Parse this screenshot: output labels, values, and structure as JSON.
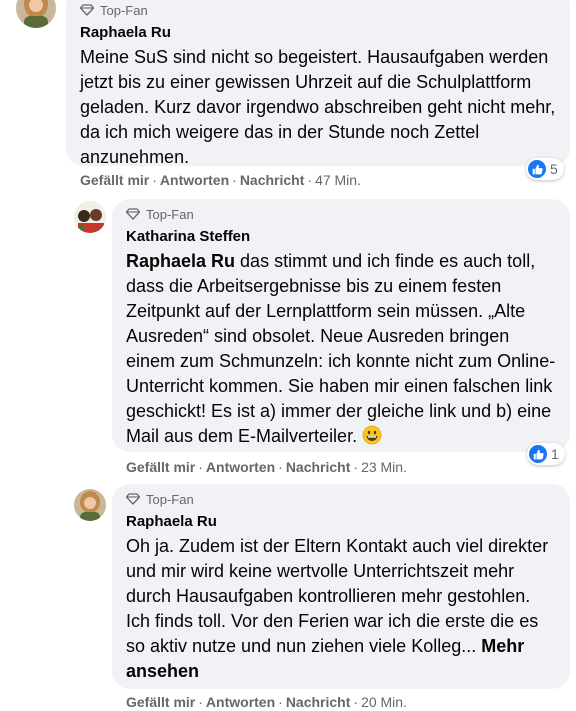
{
  "comments": [
    {
      "badge": "Top-Fan",
      "author": "Raphaela Ru",
      "text": "Meine SuS sind nicht so begeistert. Hausaufgaben werden jetzt bis zu einer gewissen Uhrzeit auf die Schulplattform geladen. Kurz davor irgendwo abschreiben geht nicht mehr, da ich mich weigere das in der Stunde noch Zettel anzunehmen.",
      "reaction_count": "5",
      "actions": {
        "like": "Gefällt mir",
        "reply": "Antworten",
        "message": "Nachricht",
        "time": "47 Min."
      }
    },
    {
      "badge": "Top-Fan",
      "author": "Katharina Steffen",
      "mention": "Raphaela Ru",
      "text": "das stimmt und ich finde es auch toll, dass die Arbeitsergebnisse bis zu einem festen Zeitpunkt auf der Lernplattform sein müssen. „Alte Ausreden“ sind obsolet. Neue Ausreden bringen einem zum Schmunzeln: ich konnte nicht zum Online-Unterricht kommen. Sie haben mir einen falschen link geschickt! Es ist a) immer der gleiche link und b) eine Mail aus dem E-Mailverteiler.",
      "emoji": "smiling-face-emoji",
      "reaction_count": "1",
      "actions": {
        "like": "Gefällt mir",
        "reply": "Antworten",
        "message": "Nachricht",
        "time": "23 Min."
      }
    },
    {
      "badge": "Top-Fan",
      "author": "Raphaela Ru",
      "text": "Oh ja. Zudem ist der Eltern Kontakt auch viel direkter und mir wird keine wertvolle Unterrichtszeit mehr durch Hausaufgaben kontrollieren mehr gestohlen. Ich finds toll. Vor den Ferien war ich die erste die es so aktiv nutze und nun ziehen viele Kolleg...",
      "more_label": "Mehr ansehen",
      "actions": {
        "like": "Gefällt mir",
        "reply": "Antworten",
        "message": "Nachricht",
        "time": "20 Min."
      }
    }
  ],
  "colors": {
    "bubble": "#f0f2f5",
    "like_blue": "#1877f2",
    "meta_gray": "#65676b"
  }
}
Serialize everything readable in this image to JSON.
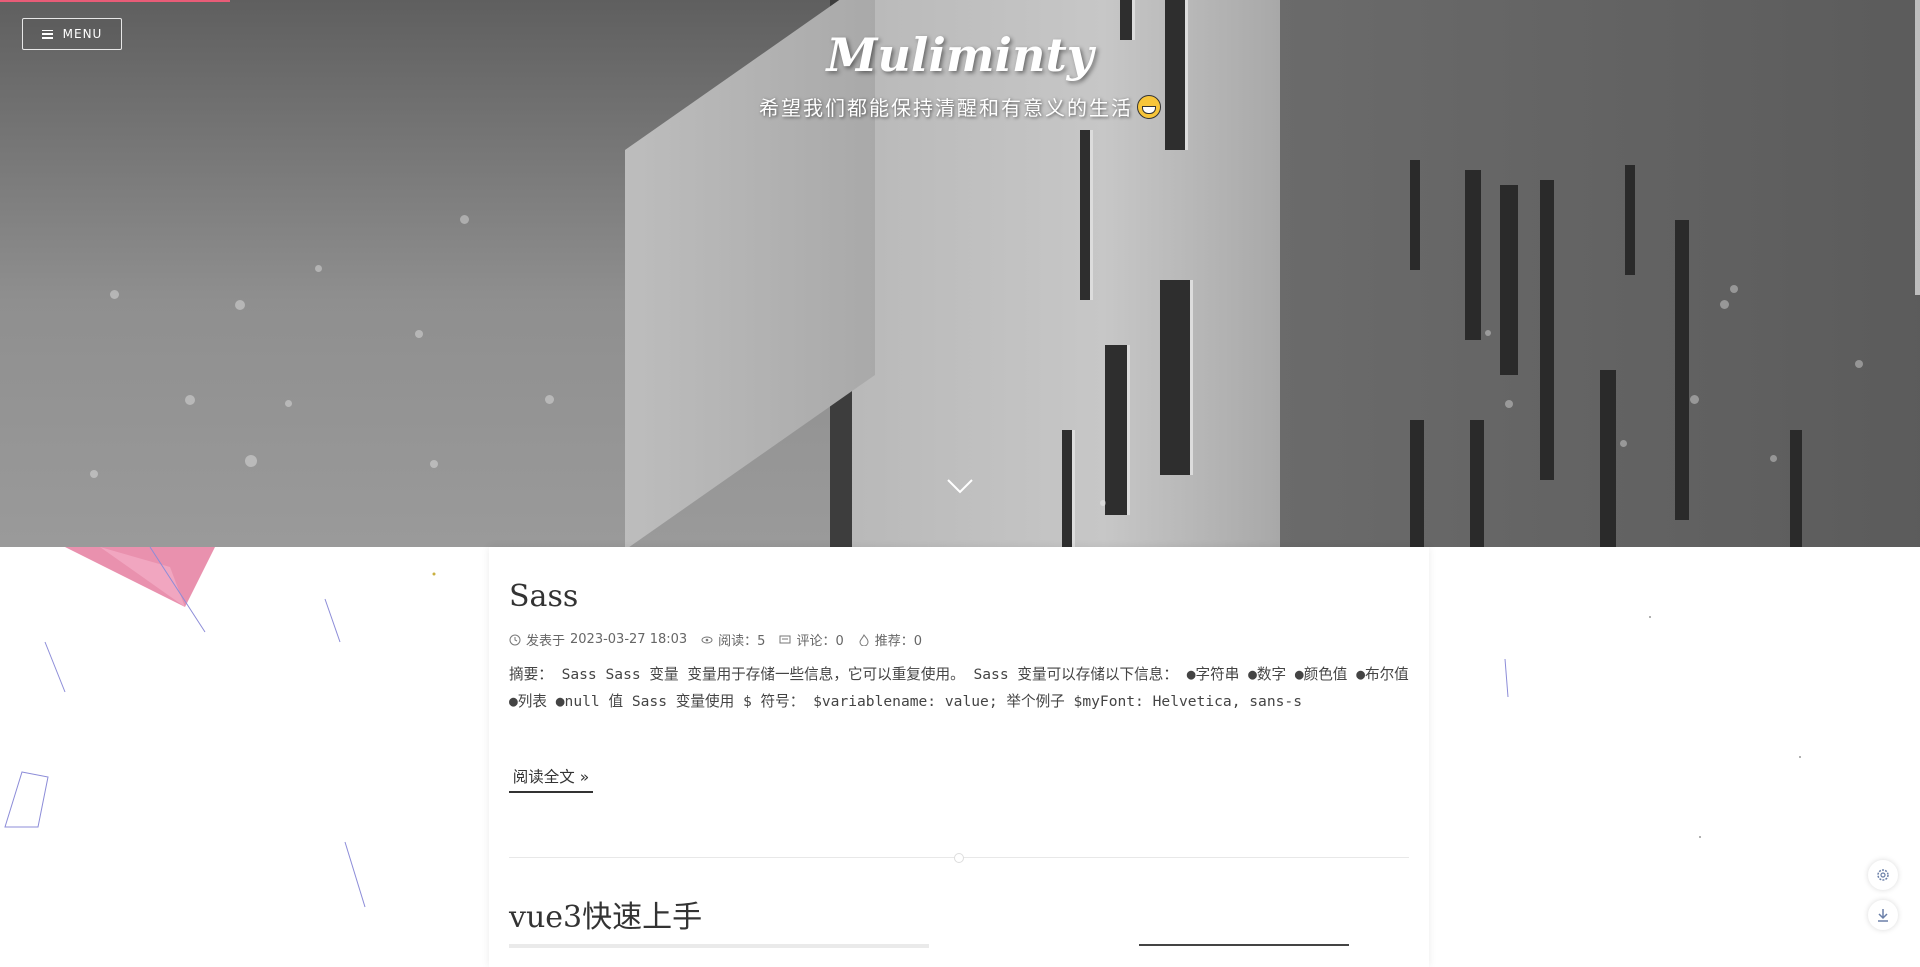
{
  "header": {
    "menu_label": "MENU",
    "site_title": "Muliminty",
    "subtitle": "希望我们都能保持清醒和有意义的生活",
    "icons": {
      "menu": "hamburger-icon",
      "emoji": "grinning-face-icon",
      "scroll_down": "chevron-down-icon"
    }
  },
  "posts": [
    {
      "title": "Sass",
      "published_label": "发表于",
      "published": "2023-03-27 18:03",
      "views_label": "阅读：5",
      "comments_label": "评论：0",
      "likes_label": "推荐：0",
      "excerpt": "摘要： Sass Sass 变量 变量用于存储一些信息，它可以重复使用。 Sass 变量可以存储以下信息： ●字符串 ●数字 ●颜色值 ●布尔值 ●列表 ●null 值 Sass 变量使用 $ 符号： $variablename: value; 举个例子 $myFont: Helvetica, sans-s",
      "read_more": "阅读全文 »"
    },
    {
      "title": "vue3快速上手"
    }
  ],
  "floating": {
    "settings_icon": "gear-icon",
    "download_icon": "download-icon"
  },
  "colors": {
    "progress": "#e85c77",
    "text": "#333333"
  }
}
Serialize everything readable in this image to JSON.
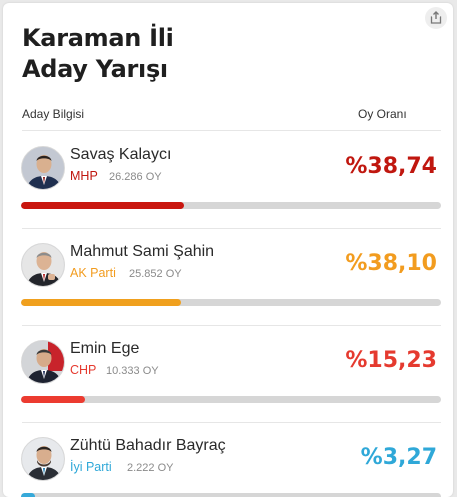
{
  "title": {
    "line1": "Karaman İli",
    "line2": "Aday Yarışı"
  },
  "share_icon": "share-icon",
  "columns": {
    "candidate": "Aday Bilgisi",
    "rate": "Oy Oranı"
  },
  "candidates": [
    {
      "name": "Savaş Kalaycı",
      "party": "MHP",
      "votes": "26.286 OY",
      "percent": "%38,74",
      "share": 0.3874,
      "color": "#c0170f",
      "bar_color": "#c9160f"
    },
    {
      "name": "Mahmut Sami Şahin",
      "party": "AK Parti",
      "votes": "25.852 OY",
      "percent": "%38,10",
      "share": 0.381,
      "color": "#f29c1f",
      "bar_color": "#f0a01e"
    },
    {
      "name": "Emin Ege",
      "party": "CHP",
      "votes": "10.333 OY",
      "percent": "%15,23",
      "share": 0.1523,
      "color": "#e53a2f",
      "bar_color": "#ec3b30"
    },
    {
      "name": "Zühtü Bahadır Bayraç",
      "party": "İyi Parti",
      "votes": "2.222 OY",
      "percent": "%3,27",
      "share": 0.0327,
      "color": "#2fa8d8",
      "bar_color": "#36a9d9"
    }
  ]
}
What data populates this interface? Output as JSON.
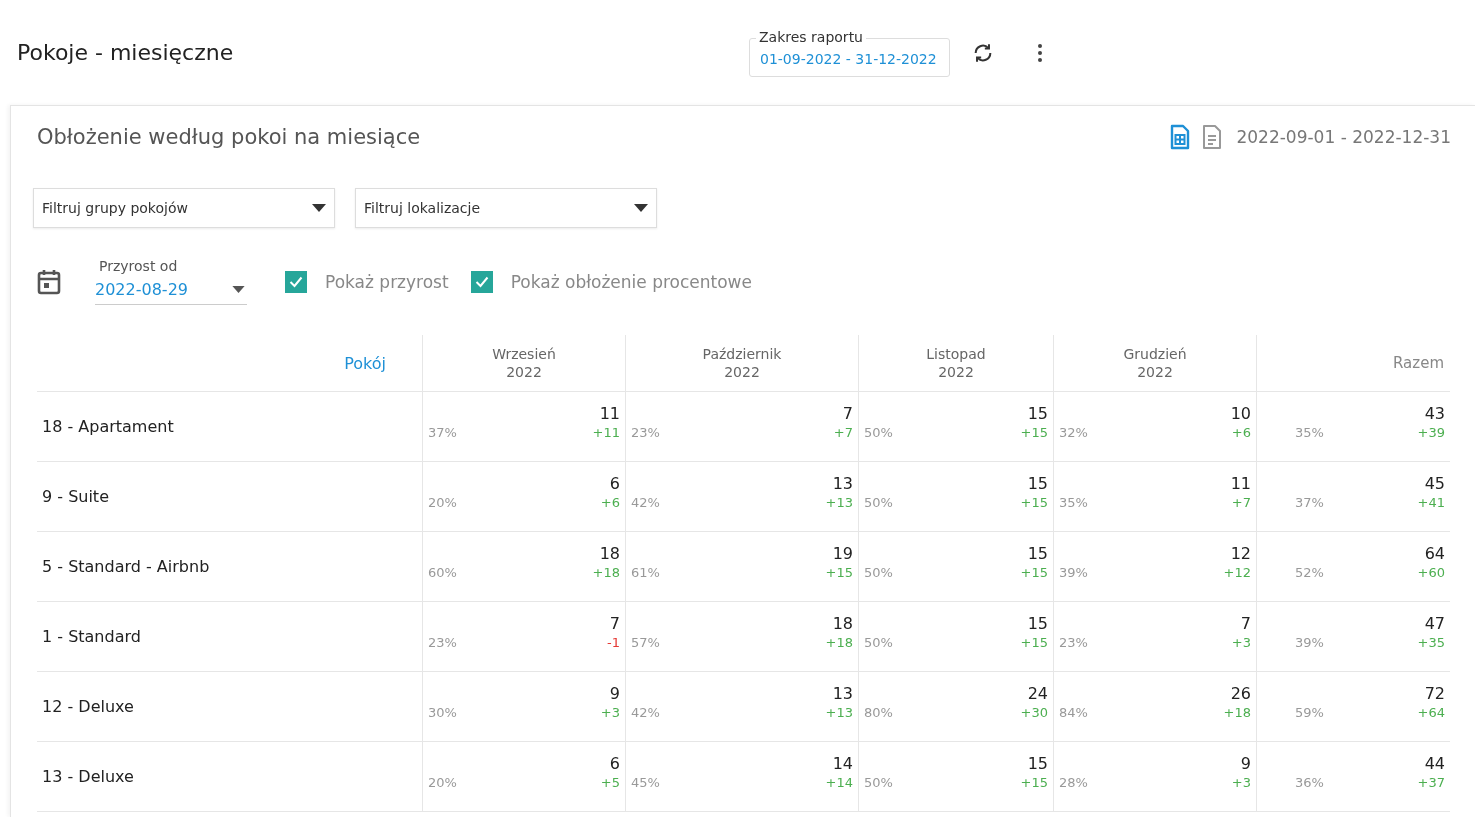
{
  "page_title": "Pokoje - miesięczne",
  "report_range": {
    "label": "Zakres raportu",
    "value": "01-09-2022 - 31-12-2022"
  },
  "card": {
    "title": "Obłożenie według pokoi na miesiące",
    "date_range": "2022-09-01 - 2022-12-31"
  },
  "filters": [
    {
      "placeholder": "Filtruj grupy pokojów"
    },
    {
      "placeholder": "Filtruj lokalizacje"
    }
  ],
  "growth_from": {
    "label": "Przyrost od",
    "value": "2022-08-29"
  },
  "checkboxes": [
    {
      "label": "Pokaż przyrost",
      "checked": true
    },
    {
      "label": "Pokaż obłożenie procentowe",
      "checked": true
    }
  ],
  "table": {
    "columns": [
      {
        "label": "Pokój",
        "kind": "room"
      },
      {
        "label": "Wrzesień",
        "year": "2022",
        "kind": "month"
      },
      {
        "label": "Październik",
        "year": "2022",
        "kind": "month"
      },
      {
        "label": "Listopad",
        "year": "2022",
        "kind": "month"
      },
      {
        "label": "Grudzień",
        "year": "2022",
        "kind": "month"
      },
      {
        "label": "Razem",
        "kind": "total"
      }
    ],
    "rows": [
      {
        "cells": [
          {
            "kind": "room",
            "text": "18 - Apartament"
          },
          {
            "kind": "count",
            "value": "11",
            "percent": "37%",
            "delta": "+11",
            "negative": false
          },
          {
            "kind": "count",
            "value": "7",
            "percent": "23%",
            "delta": "+7",
            "negative": false
          },
          {
            "kind": "count",
            "value": "15",
            "percent": "50%",
            "delta": "+15",
            "negative": false
          },
          {
            "kind": "count",
            "value": "10",
            "percent": "32%",
            "delta": "+6",
            "negative": false
          },
          {
            "kind": "count",
            "value": "43",
            "percent": "35%",
            "delta": "+39",
            "negative": false
          }
        ]
      },
      {
        "cells": [
          {
            "kind": "room",
            "text": "9 - Suite"
          },
          {
            "kind": "count",
            "value": "6",
            "percent": "20%",
            "delta": "+6",
            "negative": false
          },
          {
            "kind": "count",
            "value": "13",
            "percent": "42%",
            "delta": "+13",
            "negative": false
          },
          {
            "kind": "count",
            "value": "15",
            "percent": "50%",
            "delta": "+15",
            "negative": false
          },
          {
            "kind": "count",
            "value": "11",
            "percent": "35%",
            "delta": "+7",
            "negative": false
          },
          {
            "kind": "count",
            "value": "45",
            "percent": "37%",
            "delta": "+41",
            "negative": false
          }
        ]
      },
      {
        "cells": [
          {
            "kind": "room",
            "text": "5 - Standard - Airbnb"
          },
          {
            "kind": "count",
            "value": "18",
            "percent": "60%",
            "delta": "+18",
            "negative": false
          },
          {
            "kind": "count",
            "value": "19",
            "percent": "61%",
            "delta": "+15",
            "negative": false
          },
          {
            "kind": "count",
            "value": "15",
            "percent": "50%",
            "delta": "+15",
            "negative": false
          },
          {
            "kind": "count",
            "value": "12",
            "percent": "39%",
            "delta": "+12",
            "negative": false
          },
          {
            "kind": "count",
            "value": "64",
            "percent": "52%",
            "delta": "+60",
            "negative": false
          }
        ]
      },
      {
        "cells": [
          {
            "kind": "room",
            "text": "1 - Standard"
          },
          {
            "kind": "count",
            "value": "7",
            "percent": "23%",
            "delta": "-1",
            "negative": true
          },
          {
            "kind": "count",
            "value": "18",
            "percent": "57%",
            "delta": "+18",
            "negative": false
          },
          {
            "kind": "count",
            "value": "15",
            "percent": "50%",
            "delta": "+15",
            "negative": false
          },
          {
            "kind": "count",
            "value": "7",
            "percent": "23%",
            "delta": "+3",
            "negative": false
          },
          {
            "kind": "count",
            "value": "47",
            "percent": "39%",
            "delta": "+35",
            "negative": false
          }
        ]
      },
      {
        "cells": [
          {
            "kind": "room",
            "text": "12 - Deluxe"
          },
          {
            "kind": "count",
            "value": "9",
            "percent": "30%",
            "delta": "+3",
            "negative": false
          },
          {
            "kind": "count",
            "value": "13",
            "percent": "42%",
            "delta": "+13",
            "negative": false
          },
          {
            "kind": "count",
            "value": "24",
            "percent": "80%",
            "delta": "+30",
            "negative": false
          },
          {
            "kind": "count",
            "value": "26",
            "percent": "84%",
            "delta": "+18",
            "negative": false
          },
          {
            "kind": "count",
            "value": "72",
            "percent": "59%",
            "delta": "+64",
            "negative": false
          }
        ]
      },
      {
        "cells": [
          {
            "kind": "room",
            "text": "13 - Deluxe"
          },
          {
            "kind": "count",
            "value": "6",
            "percent": "20%",
            "delta": "+5",
            "negative": false
          },
          {
            "kind": "count",
            "value": "14",
            "percent": "45%",
            "delta": "+14",
            "negative": false
          },
          {
            "kind": "count",
            "value": "15",
            "percent": "50%",
            "delta": "+15",
            "negative": false
          },
          {
            "kind": "count",
            "value": "9",
            "percent": "28%",
            "delta": "+3",
            "negative": false
          },
          {
            "kind": "count",
            "value": "44",
            "percent": "36%",
            "delta": "+37",
            "negative": false
          }
        ]
      }
    ]
  }
}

________________________

Problem: Using the entries above, return each line in which the word "share" occurs.

The solution:
  "share_icon": "share-icon",
      "share": 0.3874,
      "share": 0.381,
      "share": 0.1523,
      "share": 0.0327,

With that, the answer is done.